**Record extracts:**
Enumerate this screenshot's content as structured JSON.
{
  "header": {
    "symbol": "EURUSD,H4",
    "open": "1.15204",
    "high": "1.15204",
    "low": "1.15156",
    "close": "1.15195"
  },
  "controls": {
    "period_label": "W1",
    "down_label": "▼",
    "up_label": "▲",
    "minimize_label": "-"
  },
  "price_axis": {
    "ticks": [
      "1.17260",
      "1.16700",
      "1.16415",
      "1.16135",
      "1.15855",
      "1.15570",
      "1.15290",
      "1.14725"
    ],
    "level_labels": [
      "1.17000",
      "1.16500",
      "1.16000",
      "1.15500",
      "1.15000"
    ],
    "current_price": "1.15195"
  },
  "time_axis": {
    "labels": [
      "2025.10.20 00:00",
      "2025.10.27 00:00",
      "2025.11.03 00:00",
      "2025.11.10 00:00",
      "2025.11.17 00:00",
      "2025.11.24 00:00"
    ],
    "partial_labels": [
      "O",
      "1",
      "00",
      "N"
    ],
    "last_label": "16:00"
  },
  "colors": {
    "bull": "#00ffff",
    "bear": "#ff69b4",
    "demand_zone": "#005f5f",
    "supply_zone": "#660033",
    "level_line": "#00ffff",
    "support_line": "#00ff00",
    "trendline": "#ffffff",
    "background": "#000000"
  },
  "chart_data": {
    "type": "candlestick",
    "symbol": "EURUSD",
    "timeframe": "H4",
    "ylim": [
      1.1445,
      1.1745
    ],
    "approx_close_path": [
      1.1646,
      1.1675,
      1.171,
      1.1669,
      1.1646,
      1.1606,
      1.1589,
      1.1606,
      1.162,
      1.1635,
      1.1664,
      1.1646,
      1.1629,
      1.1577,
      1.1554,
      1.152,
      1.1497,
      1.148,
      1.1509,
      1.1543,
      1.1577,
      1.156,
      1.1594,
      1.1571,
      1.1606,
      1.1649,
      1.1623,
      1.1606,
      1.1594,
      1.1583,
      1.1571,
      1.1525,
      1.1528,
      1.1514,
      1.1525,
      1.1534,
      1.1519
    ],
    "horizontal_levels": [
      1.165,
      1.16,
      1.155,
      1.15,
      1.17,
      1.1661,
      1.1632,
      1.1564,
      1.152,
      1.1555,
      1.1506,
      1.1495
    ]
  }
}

**Stated task:** Copy every line exactly. Leave nothing out.

**Task response:**
Enumerate this screenshot's content as structured JSON.
{
  "header": {
    "symbol": "EURUSD,H4",
    "open": "1.15204",
    "high": "1.15204",
    "low": "1.15156",
    "close": "1.15195"
  },
  "controls": {
    "period_label": "W1",
    "down_label": "▼",
    "up_label": "▲",
    "minimize_label": "-"
  },
  "price_axis": {
    "ticks": [
      "1.17260",
      "1.16700",
      "1.16415",
      "1.16135",
      "1.15855",
      "1.15570",
      "1.15290",
      "1.14725"
    ],
    "level_labels": [
      "1.17000",
      "1.16500",
      "1.16000",
      "1.15500",
      "1.15000"
    ],
    "current_price": "1.15195"
  },
  "time_axis": {
    "labels": [
      "2025.10.20 00:00",
      "2025.10.27 00:00",
      "2025.11.03 00:00",
      "2025.11.10 00:00",
      "2025.11.17 00:00",
      "2025.11.24 00:00"
    ],
    "partial_labels": [
      "O",
      "1",
      "00",
      "N"
    ],
    "last_label": "16:00"
  },
  "colors": {
    "bull": "#00ffff",
    "bear": "#ff69b4",
    "demand_zone": "#005f5f",
    "supply_zone": "#660033",
    "level_line": "#00ffff",
    "support_line": "#00ff00",
    "trendline": "#ffffff",
    "background": "#000000"
  },
  "chart_data": {
    "type": "candlestick",
    "symbol": "EURUSD",
    "timeframe": "H4",
    "ylim": [
      1.1445,
      1.1745
    ],
    "approx_close_path": [
      1.1646,
      1.1675,
      1.171,
      1.1669,
      1.1646,
      1.1606,
      1.1589,
      1.1606,
      1.162,
      1.1635,
      1.1664,
      1.1646,
      1.1629,
      1.1577,
      1.1554,
      1.152,
      1.1497,
      1.148,
      1.1509,
      1.1543,
      1.1577,
      1.156,
      1.1594,
      1.1571,
      1.1606,
      1.1649,
      1.1623,
      1.1606,
      1.1594,
      1.1583,
      1.1571,
      1.1525,
      1.1528,
      1.1514,
      1.1525,
      1.1534,
      1.1519
    ],
    "horizontal_levels": [
      1.165,
      1.16,
      1.155,
      1.15,
      1.17,
      1.1661,
      1.1632,
      1.1564,
      1.152,
      1.1555,
      1.1506,
      1.1495
    ]
  }
}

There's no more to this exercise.